■ **WHAT THE EXERCISE ASKS**:
Repeat, exactly and completely, the entries shown underneath.

■ **THE INPUT**:
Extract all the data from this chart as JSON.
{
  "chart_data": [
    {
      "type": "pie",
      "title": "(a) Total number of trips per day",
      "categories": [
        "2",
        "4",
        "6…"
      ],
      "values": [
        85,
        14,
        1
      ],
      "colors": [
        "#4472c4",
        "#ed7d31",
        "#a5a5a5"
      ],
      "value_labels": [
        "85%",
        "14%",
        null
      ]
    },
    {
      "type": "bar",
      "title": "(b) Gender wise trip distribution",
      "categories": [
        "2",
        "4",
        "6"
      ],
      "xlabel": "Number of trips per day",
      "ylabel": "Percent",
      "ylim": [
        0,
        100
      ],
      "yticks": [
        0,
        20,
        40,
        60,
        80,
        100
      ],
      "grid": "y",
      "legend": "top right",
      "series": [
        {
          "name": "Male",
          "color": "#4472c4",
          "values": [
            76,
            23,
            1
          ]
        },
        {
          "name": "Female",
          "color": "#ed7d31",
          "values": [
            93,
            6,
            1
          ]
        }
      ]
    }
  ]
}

■ **ANSWER**:
Extract all the data from this chart as JSON.
{
  "chart_data": [
    {
      "type": "pie",
      "title": "(a) Total number of trips per day",
      "categories": [
        "2",
        "4",
        "6…"
      ],
      "values": [
        85,
        14,
        1
      ],
      "colors": [
        "#4472c4",
        "#ed7d31",
        "#a5a5a5"
      ],
      "value_labels": [
        "85%",
        "14%",
        null
      ]
    },
    {
      "type": "bar",
      "title": "(b) Gender wise trip distribution",
      "categories": [
        "2",
        "4",
        "6"
      ],
      "xlabel": "Number of trips per day",
      "ylabel": "Percent",
      "ylim": [
        0,
        100
      ],
      "yticks": [
        0,
        20,
        40,
        60,
        80,
        100
      ],
      "grid": "y",
      "legend": "top right",
      "series": [
        {
          "name": "Male",
          "color": "#4472c4",
          "values": [
            76,
            23,
            1
          ]
        },
        {
          "name": "Female",
          "color": "#ed7d31",
          "values": [
            93,
            6,
            1
          ]
        }
      ]
    }
  ]
}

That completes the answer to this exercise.